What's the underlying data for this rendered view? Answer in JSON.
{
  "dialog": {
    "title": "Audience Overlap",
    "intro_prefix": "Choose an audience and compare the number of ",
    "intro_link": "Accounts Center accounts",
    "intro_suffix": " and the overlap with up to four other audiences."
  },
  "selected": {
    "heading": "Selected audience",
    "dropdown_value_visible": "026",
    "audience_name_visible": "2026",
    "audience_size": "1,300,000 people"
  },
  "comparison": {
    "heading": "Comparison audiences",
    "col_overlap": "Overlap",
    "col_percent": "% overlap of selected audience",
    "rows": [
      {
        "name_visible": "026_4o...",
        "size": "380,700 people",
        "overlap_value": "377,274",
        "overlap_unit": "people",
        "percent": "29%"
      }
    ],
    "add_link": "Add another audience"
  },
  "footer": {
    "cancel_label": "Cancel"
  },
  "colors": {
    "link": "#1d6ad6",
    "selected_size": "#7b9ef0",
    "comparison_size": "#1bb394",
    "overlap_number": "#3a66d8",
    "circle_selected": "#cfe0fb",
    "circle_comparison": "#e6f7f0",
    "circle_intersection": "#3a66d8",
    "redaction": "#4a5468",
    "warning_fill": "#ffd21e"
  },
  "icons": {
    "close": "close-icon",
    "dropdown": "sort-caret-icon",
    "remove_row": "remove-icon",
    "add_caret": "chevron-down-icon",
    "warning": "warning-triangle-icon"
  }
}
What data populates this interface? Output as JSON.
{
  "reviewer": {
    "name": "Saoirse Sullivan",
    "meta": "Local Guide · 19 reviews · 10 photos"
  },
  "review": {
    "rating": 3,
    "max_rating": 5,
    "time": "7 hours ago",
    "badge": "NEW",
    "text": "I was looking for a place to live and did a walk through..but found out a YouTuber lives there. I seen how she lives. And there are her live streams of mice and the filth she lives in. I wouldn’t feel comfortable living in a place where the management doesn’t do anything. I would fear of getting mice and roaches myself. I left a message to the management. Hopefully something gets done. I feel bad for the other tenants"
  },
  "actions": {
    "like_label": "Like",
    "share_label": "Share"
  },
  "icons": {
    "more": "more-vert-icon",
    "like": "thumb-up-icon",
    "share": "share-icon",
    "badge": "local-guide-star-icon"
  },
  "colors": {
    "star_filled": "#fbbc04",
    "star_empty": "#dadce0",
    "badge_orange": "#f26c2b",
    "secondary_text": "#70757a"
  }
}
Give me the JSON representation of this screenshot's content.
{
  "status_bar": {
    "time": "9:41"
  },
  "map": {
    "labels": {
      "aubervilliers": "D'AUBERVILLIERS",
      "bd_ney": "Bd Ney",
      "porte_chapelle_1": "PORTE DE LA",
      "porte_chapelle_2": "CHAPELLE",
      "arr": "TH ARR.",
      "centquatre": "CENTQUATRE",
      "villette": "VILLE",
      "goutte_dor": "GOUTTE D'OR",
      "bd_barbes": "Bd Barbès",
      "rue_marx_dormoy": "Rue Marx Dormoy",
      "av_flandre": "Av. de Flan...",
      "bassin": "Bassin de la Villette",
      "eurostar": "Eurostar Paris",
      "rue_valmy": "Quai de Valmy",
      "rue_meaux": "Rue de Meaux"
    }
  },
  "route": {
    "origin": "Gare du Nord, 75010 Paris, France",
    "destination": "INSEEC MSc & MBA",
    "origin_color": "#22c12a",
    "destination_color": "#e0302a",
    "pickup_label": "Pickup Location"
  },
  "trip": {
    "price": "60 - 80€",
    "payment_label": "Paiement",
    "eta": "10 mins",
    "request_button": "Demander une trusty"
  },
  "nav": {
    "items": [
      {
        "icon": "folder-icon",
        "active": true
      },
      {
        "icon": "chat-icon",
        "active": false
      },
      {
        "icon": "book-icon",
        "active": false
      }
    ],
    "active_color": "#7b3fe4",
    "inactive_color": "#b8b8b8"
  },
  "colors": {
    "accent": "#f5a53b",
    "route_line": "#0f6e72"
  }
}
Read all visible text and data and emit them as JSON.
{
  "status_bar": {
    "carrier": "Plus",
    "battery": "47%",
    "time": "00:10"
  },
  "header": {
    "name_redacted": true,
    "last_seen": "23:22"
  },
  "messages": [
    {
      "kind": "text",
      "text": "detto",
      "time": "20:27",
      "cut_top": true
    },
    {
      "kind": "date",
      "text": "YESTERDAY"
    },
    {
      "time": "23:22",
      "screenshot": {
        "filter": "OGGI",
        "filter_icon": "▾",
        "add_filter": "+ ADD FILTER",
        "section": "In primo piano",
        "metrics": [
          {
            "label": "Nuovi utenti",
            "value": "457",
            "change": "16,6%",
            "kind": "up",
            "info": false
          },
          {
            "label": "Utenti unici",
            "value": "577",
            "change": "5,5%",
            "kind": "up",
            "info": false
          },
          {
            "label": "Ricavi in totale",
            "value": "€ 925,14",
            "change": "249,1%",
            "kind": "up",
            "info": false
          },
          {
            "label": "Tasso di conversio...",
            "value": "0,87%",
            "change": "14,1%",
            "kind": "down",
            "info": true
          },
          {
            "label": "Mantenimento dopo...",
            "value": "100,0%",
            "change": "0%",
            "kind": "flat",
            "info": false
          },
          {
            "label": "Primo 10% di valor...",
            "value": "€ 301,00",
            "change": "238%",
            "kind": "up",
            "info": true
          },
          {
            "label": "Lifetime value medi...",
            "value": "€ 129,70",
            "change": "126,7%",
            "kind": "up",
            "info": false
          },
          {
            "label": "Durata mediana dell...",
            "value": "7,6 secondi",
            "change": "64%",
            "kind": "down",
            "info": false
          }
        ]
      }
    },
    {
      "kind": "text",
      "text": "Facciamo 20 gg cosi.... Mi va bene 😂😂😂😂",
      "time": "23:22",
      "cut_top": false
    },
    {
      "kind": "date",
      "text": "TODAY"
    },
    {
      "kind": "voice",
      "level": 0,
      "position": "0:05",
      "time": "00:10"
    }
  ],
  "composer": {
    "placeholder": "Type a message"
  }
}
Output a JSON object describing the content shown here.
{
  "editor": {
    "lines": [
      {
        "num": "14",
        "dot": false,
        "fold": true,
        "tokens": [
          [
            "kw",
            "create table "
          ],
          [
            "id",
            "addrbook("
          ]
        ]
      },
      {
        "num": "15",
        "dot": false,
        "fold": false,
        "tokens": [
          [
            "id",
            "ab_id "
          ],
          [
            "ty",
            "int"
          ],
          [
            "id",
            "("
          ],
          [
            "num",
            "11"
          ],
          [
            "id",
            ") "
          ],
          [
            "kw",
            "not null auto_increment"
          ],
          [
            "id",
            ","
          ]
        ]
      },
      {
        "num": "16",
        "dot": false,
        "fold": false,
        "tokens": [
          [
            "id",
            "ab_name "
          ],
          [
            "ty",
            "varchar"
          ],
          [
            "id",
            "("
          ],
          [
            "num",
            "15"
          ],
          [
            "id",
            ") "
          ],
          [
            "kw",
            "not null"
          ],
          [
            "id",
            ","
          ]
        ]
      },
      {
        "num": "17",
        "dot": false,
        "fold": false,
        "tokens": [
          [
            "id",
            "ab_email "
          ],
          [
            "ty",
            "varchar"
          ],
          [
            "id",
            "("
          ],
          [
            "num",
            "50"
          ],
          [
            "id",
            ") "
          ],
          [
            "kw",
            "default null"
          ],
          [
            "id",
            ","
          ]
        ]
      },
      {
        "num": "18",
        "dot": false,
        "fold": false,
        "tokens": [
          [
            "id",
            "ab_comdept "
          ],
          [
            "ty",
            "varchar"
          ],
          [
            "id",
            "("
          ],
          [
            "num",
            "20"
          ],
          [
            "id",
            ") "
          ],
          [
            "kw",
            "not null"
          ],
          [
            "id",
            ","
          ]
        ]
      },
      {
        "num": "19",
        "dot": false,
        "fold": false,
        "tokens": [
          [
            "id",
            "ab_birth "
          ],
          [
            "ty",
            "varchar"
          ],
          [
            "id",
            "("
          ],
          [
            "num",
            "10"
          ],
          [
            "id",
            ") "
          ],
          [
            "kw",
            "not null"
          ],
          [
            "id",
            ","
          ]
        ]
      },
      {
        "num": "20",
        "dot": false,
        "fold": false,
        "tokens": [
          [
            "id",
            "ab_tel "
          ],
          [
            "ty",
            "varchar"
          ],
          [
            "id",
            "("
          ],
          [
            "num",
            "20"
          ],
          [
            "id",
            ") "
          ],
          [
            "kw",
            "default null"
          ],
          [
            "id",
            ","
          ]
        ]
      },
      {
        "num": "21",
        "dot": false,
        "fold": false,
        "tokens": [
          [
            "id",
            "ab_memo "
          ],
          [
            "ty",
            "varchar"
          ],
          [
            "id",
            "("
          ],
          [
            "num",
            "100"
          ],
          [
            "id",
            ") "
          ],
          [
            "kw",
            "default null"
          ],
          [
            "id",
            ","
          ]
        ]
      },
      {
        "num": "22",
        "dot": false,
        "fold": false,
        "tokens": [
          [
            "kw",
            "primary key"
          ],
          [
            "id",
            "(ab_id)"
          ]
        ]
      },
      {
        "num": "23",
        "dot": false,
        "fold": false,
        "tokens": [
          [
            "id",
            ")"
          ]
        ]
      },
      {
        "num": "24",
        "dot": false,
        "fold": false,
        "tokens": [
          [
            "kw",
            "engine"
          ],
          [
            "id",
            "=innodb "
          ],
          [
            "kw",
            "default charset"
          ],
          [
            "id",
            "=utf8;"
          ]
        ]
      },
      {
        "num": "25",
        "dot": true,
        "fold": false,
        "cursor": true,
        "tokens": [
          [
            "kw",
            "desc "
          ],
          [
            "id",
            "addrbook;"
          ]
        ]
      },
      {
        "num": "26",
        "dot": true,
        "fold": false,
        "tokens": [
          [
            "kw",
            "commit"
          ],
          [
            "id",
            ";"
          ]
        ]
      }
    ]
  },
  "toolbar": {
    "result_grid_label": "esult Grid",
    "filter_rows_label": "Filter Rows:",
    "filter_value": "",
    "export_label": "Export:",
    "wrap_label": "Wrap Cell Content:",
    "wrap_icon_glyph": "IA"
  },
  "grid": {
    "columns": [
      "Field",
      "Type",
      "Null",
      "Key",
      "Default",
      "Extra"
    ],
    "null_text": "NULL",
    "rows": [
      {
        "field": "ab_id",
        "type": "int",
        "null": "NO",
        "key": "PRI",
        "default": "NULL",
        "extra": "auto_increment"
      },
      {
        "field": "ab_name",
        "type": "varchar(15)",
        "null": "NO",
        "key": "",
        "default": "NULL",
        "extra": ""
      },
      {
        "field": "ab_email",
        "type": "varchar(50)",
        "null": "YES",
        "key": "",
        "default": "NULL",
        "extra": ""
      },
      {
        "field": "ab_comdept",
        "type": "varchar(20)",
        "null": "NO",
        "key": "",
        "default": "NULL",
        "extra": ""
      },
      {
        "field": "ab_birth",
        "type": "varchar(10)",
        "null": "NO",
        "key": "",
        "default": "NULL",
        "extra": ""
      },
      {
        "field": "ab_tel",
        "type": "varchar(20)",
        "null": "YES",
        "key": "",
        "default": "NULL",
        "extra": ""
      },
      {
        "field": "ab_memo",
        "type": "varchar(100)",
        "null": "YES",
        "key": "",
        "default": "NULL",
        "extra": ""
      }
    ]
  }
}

- Problem details -
Search the entries for the word "true" and pick out every line that holds it.

- Worked answer -
        "active": true
    "name_redacted": true,
      "cut_top": true
            "info": true
            "info": true
        "fold": true,
        "dot": true,
        "cursor": true,
        "dot": true,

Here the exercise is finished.